Records from a dataset:
^^^^

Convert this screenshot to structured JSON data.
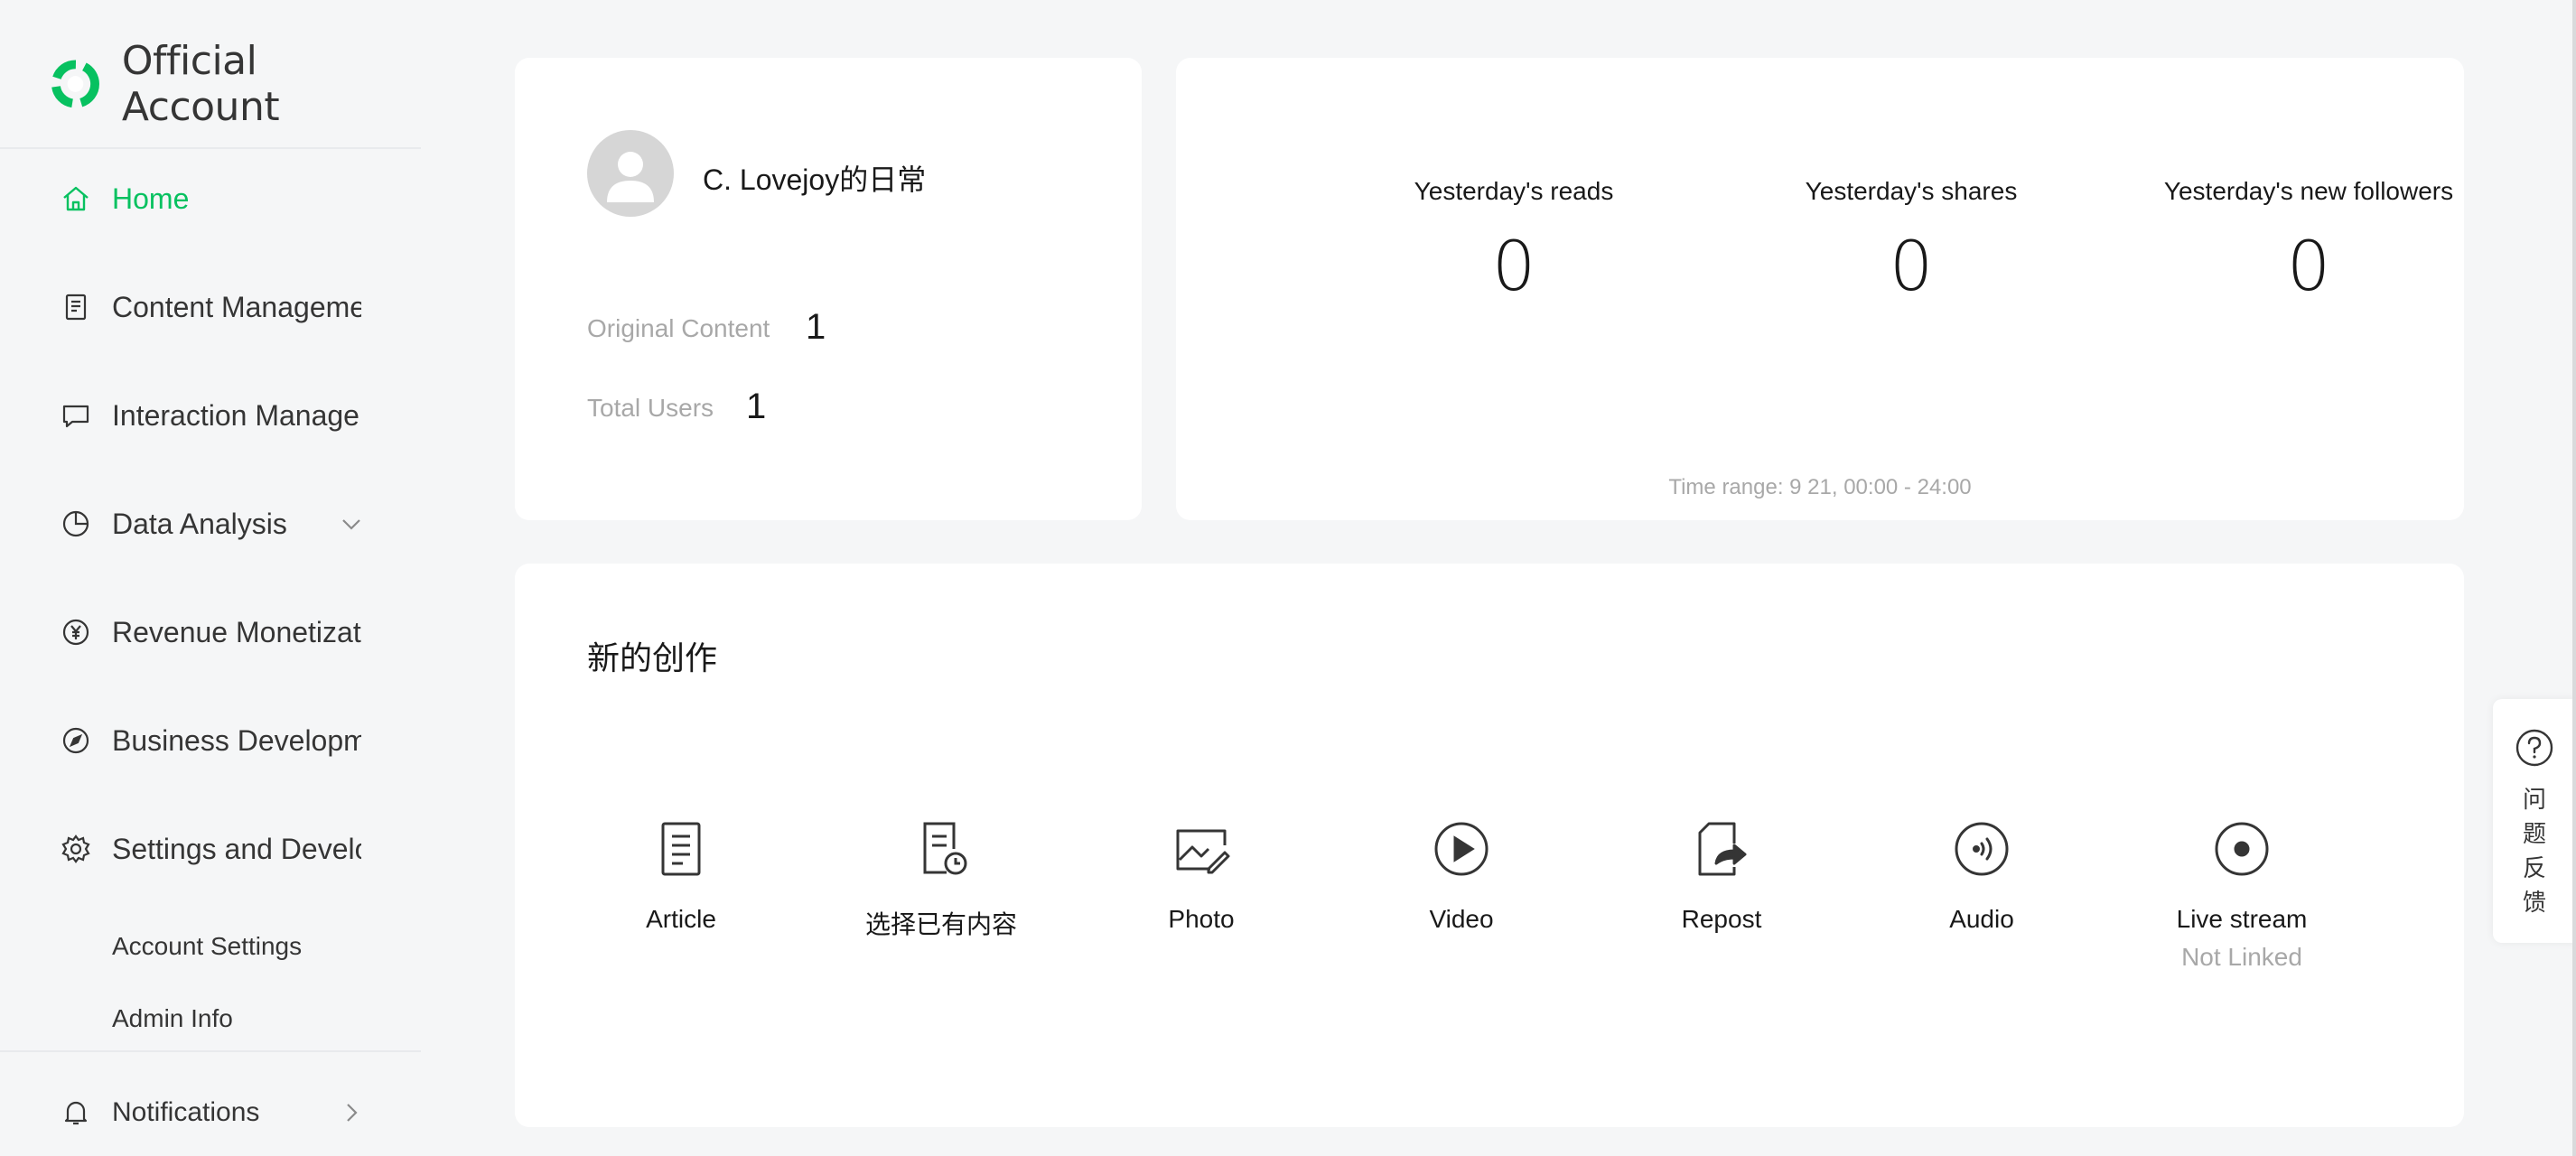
{
  "brand": {
    "name": "Official Account",
    "accent_color": "#07c160"
  },
  "sidebar": {
    "items": [
      {
        "label": "Home",
        "icon": "home-icon",
        "active": true
      },
      {
        "label": "Content Management",
        "icon": "document-icon"
      },
      {
        "label": "Interaction Management",
        "icon": "message-icon"
      },
      {
        "label": "Data Analysis",
        "icon": "pie-chart-icon",
        "expand": "chevron-down-icon"
      },
      {
        "label": "Revenue Monetization",
        "icon": "yuan-icon"
      },
      {
        "label": "Business Development",
        "icon": "compass-icon"
      },
      {
        "label": "Settings and Development",
        "icon": "gear-icon"
      }
    ],
    "sub_items": [
      "Account Settings",
      "Admin Info"
    ],
    "notifications": {
      "label": "Notifications",
      "icon": "bell-icon"
    }
  },
  "profile": {
    "name": "C. Lovejoy的日常",
    "original_content_label": "Original Content",
    "original_content_value": "1",
    "total_users_label": "Total Users",
    "total_users_value": "1"
  },
  "stats": {
    "metrics": [
      {
        "label": "Yesterday's reads",
        "value": "0"
      },
      {
        "label": "Yesterday's shares",
        "value": "0"
      },
      {
        "label": "Yesterday's new followers",
        "value": "0"
      }
    ],
    "time_range": "Time range: 9 21, 00:00 - 24:00"
  },
  "create": {
    "title": "新的创作",
    "tools": [
      {
        "label": "Article",
        "icon": "article-icon"
      },
      {
        "label": "选择已有内容",
        "icon": "existing-content-icon"
      },
      {
        "label": "Photo",
        "icon": "photo-icon"
      },
      {
        "label": "Video",
        "icon": "video-icon"
      },
      {
        "label": "Repost",
        "icon": "repost-icon"
      },
      {
        "label": "Audio",
        "icon": "audio-icon"
      },
      {
        "label": "Live stream",
        "icon": "live-stream-icon",
        "sub": "Not Linked"
      }
    ]
  },
  "feedback": {
    "label": "问题反馈",
    "chars": [
      "问",
      "题",
      "反",
      "馈"
    ],
    "icon": "question-icon"
  }
}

^^^^

Task goal: Output the records above exactly as they are, leaving out the pictures.

Answer for the task:
Convert this screenshot to structured JSON data.
{
  "brand": {
    "name": "Official Account",
    "accent_color": "#07c160"
  },
  "sidebar": {
    "items": [
      {
        "label": "Home",
        "icon": "home-icon",
        "active": true
      },
      {
        "label": "Content Management",
        "icon": "document-icon"
      },
      {
        "label": "Interaction Management",
        "icon": "message-icon"
      },
      {
        "label": "Data Analysis",
        "icon": "pie-chart-icon",
        "expand": "chevron-down-icon"
      },
      {
        "label": "Revenue Monetization",
        "icon": "yuan-icon"
      },
      {
        "label": "Business Development",
        "icon": "compass-icon"
      },
      {
        "label": "Settings and Development",
        "icon": "gear-icon"
      }
    ],
    "sub_items": [
      "Account Settings",
      "Admin Info"
    ],
    "notifications": {
      "label": "Notifications",
      "icon": "bell-icon"
    }
  },
  "profile": {
    "name": "C. Lovejoy的日常",
    "original_content_label": "Original Content",
    "original_content_value": "1",
    "total_users_label": "Total Users",
    "total_users_value": "1"
  },
  "stats": {
    "metrics": [
      {
        "label": "Yesterday's reads",
        "value": "0"
      },
      {
        "label": "Yesterday's shares",
        "value": "0"
      },
      {
        "label": "Yesterday's new followers",
        "value": "0"
      }
    ],
    "time_range": "Time range: 9 21, 00:00 - 24:00"
  },
  "create": {
    "title": "新的创作",
    "tools": [
      {
        "label": "Article",
        "icon": "article-icon"
      },
      {
        "label": "选择已有内容",
        "icon": "existing-content-icon"
      },
      {
        "label": "Photo",
        "icon": "photo-icon"
      },
      {
        "label": "Video",
        "icon": "video-icon"
      },
      {
        "label": "Repost",
        "icon": "repost-icon"
      },
      {
        "label": "Audio",
        "icon": "audio-icon"
      },
      {
        "label": "Live stream",
        "icon": "live-stream-icon",
        "sub": "Not Linked"
      }
    ]
  },
  "feedback": {
    "label": "问题反馈",
    "chars": [
      "问",
      "题",
      "反",
      "馈"
    ],
    "icon": "question-icon"
  }
}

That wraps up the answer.